◆ WHAT YOU WILL DO:
Where the data below has the string "mycket", return the whole line.

◆ EXCERPTED RECORDS:
________________________

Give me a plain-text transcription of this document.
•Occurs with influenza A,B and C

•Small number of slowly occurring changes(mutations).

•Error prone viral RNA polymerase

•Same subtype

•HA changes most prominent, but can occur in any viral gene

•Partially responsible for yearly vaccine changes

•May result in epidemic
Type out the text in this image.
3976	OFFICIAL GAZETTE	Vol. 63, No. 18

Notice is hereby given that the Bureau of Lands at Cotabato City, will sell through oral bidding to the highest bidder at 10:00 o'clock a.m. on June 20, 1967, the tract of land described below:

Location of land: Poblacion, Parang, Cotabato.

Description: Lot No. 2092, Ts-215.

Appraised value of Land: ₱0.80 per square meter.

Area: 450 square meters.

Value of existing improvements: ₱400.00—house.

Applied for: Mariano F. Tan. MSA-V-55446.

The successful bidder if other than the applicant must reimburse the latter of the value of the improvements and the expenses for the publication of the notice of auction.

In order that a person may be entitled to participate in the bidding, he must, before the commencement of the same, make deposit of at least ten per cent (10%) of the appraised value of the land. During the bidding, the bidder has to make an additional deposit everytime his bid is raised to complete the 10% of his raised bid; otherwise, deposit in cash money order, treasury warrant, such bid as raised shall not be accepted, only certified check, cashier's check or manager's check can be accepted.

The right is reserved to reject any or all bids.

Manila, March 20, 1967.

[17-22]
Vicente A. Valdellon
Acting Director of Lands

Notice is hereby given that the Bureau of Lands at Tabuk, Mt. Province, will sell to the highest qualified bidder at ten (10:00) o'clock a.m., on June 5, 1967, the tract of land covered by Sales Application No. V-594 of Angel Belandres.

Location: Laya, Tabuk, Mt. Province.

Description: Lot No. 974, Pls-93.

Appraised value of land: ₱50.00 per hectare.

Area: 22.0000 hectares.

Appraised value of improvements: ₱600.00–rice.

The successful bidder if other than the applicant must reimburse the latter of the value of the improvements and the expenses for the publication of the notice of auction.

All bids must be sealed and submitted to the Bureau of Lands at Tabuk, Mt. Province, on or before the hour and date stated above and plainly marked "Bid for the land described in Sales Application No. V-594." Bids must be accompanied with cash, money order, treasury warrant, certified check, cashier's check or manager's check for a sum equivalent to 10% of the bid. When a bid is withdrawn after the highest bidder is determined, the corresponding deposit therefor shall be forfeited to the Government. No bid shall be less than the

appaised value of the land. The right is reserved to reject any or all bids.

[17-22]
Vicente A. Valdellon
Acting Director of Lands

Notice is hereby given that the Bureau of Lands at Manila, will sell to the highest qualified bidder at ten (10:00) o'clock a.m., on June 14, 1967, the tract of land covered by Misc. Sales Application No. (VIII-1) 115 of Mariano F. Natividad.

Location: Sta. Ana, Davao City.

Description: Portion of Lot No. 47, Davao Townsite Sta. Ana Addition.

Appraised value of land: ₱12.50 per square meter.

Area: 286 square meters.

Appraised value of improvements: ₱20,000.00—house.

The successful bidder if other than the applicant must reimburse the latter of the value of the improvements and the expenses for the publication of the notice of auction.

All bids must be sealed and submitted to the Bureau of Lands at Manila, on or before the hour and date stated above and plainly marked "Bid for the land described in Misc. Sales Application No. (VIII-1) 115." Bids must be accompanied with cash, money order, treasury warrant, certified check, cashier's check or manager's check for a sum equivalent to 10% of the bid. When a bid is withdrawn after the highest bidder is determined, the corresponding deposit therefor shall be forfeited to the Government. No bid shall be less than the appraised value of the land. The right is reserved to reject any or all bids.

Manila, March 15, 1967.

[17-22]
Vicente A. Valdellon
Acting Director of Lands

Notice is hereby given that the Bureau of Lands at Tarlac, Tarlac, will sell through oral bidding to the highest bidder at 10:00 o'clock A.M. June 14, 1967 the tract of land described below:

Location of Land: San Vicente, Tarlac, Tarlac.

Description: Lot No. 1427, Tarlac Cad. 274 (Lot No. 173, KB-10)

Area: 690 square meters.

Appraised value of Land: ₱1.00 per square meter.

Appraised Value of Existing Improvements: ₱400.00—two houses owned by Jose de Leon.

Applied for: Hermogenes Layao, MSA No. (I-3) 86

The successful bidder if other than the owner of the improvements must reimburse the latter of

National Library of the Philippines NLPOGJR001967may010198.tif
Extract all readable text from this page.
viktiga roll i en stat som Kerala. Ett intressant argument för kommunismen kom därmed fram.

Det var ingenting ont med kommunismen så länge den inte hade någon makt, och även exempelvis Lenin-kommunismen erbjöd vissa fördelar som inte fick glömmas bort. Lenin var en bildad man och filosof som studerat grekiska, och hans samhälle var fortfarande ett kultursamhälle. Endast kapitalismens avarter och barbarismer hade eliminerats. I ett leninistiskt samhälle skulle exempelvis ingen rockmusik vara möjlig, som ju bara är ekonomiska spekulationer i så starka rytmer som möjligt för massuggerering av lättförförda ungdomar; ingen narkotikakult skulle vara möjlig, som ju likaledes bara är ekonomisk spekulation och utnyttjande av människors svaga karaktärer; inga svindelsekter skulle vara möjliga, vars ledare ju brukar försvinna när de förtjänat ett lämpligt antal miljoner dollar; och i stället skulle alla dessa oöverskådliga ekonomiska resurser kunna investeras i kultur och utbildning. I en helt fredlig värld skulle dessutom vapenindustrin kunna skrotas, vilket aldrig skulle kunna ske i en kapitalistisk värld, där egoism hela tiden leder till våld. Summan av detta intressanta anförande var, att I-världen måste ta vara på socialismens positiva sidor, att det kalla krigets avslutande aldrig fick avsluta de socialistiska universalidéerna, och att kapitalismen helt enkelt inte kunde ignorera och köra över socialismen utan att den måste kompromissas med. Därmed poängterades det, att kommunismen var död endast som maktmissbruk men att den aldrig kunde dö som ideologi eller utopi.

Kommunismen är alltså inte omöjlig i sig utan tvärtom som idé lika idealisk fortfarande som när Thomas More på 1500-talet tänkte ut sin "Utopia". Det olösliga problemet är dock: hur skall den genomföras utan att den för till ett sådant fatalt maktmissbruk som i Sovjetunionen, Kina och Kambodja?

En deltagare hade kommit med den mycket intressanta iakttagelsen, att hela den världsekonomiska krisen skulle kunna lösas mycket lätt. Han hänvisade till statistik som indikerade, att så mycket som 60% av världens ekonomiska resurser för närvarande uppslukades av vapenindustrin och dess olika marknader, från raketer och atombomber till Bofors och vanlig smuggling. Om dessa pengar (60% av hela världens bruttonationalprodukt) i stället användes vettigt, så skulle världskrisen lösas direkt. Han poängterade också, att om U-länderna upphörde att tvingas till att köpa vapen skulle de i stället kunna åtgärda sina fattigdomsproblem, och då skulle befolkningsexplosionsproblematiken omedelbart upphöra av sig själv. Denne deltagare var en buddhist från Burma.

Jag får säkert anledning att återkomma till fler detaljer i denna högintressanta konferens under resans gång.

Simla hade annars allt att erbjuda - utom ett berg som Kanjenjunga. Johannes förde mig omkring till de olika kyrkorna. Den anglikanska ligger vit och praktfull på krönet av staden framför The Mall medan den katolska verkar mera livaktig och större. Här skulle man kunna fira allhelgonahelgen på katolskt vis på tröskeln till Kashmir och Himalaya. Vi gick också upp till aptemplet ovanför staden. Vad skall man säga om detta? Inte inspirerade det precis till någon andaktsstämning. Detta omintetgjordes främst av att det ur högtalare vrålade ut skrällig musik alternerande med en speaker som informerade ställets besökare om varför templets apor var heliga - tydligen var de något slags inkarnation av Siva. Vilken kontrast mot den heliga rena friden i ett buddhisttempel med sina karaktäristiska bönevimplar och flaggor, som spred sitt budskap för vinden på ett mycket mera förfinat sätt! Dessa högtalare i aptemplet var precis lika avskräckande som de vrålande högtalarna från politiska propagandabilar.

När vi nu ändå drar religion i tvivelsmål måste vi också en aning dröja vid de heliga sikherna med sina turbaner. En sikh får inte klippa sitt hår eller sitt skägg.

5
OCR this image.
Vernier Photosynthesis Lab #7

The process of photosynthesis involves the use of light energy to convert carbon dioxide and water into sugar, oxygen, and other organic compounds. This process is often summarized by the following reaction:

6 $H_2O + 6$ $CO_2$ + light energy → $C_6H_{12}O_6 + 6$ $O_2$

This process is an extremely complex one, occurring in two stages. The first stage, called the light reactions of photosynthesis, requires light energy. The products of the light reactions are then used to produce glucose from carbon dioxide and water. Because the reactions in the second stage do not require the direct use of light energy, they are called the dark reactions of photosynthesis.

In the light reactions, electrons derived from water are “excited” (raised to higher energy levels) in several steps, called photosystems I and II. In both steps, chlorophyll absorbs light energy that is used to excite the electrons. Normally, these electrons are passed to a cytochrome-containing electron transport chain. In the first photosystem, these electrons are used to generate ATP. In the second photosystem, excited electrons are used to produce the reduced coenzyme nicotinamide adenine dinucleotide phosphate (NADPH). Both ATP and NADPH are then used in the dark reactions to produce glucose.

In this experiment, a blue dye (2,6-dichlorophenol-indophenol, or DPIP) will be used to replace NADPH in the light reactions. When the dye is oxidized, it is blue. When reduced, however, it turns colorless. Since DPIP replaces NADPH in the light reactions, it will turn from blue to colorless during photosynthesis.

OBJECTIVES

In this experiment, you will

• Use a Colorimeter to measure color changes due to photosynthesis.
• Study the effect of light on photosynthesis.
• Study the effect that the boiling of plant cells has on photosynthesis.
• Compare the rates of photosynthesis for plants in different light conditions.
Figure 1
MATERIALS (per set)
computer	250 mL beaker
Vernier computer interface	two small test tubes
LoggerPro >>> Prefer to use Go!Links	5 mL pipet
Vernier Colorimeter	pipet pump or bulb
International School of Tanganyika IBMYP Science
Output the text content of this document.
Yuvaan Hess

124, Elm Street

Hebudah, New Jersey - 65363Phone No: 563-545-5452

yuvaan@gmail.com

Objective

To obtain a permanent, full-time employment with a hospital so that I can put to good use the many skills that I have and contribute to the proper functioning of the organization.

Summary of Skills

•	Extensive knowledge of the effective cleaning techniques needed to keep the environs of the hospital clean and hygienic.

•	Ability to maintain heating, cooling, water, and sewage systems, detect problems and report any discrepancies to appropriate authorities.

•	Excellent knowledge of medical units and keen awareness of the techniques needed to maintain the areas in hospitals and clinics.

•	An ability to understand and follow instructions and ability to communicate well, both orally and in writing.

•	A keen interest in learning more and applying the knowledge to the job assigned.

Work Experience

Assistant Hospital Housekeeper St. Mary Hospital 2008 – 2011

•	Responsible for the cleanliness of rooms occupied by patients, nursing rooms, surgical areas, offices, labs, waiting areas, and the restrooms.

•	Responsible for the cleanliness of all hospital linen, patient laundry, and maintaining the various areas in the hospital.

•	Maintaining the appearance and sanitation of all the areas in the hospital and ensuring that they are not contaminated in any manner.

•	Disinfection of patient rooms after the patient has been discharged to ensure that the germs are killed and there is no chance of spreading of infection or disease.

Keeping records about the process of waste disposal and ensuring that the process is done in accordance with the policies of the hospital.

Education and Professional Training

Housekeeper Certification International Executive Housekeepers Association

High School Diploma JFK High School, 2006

________________________

◆ WRITTEN SOLUTION:
En deltagare hade kommit med den mycket intressanta iakttagelsen, att hela den världsekonomiska krisen skulle kunna lösas mycket lätt. Han hänvisade till statistik som indikerade, att så mycket som 60% av världens ekonomiska resurser för närvarande uppslukades av vapenindustrin och dess olika marknader, från raketer och atombomber till Bofors och vanlig smuggling. Om dessa pengar (60% av hela världens bruttonationalprodukt) i stället användes vettigt, så skulle världskrisen lösas direkt. Han poängterade också, att om U-länderna upphörde att tvingas till att köpa vapen skulle de i stället kunna åtgärda sina fattigdomsproblem, och då skulle befolkningsexplosionsproblematiken omedelbart upphöra av sig själv. Denne deltagare var en buddhist från Burma.
Simla hade annars allt att erbjuda - utom ett berg som Kanjenjunga. Johannes förde mig omkring till de olika kyrkorna. Den anglikanska ligger vit och praktfull på krönet av staden framför The Mall medan den katolska verkar mera livaktig och större. Här skulle man kunna fira allhelgonahelgen på katolskt vis på tröskeln till Kashmir och Himalaya. Vi gick också upp till aptemplet ovanför staden. Vad skall man säga om detta? Inte inspirerade det precis till någon andaktsstämning. Detta omintetgjordes främst av att det ur högtalare vrålade ut skrällig musik alternerande med en speaker som informerade ställets besökare om varför templets apor var heliga - tydligen var de något slags inkarnation av Siva. Vilken kontrast mot den heliga rena friden i ett buddhisttempel med sina karaktäristiska bönevimplar och flaggor, som spred sitt budskap för vinden på ett mycket mera förfinat sätt! Dessa högtalare i aptemplet var precis lika avskräckande som de vrålande högtalarna från politiska propagandabilar.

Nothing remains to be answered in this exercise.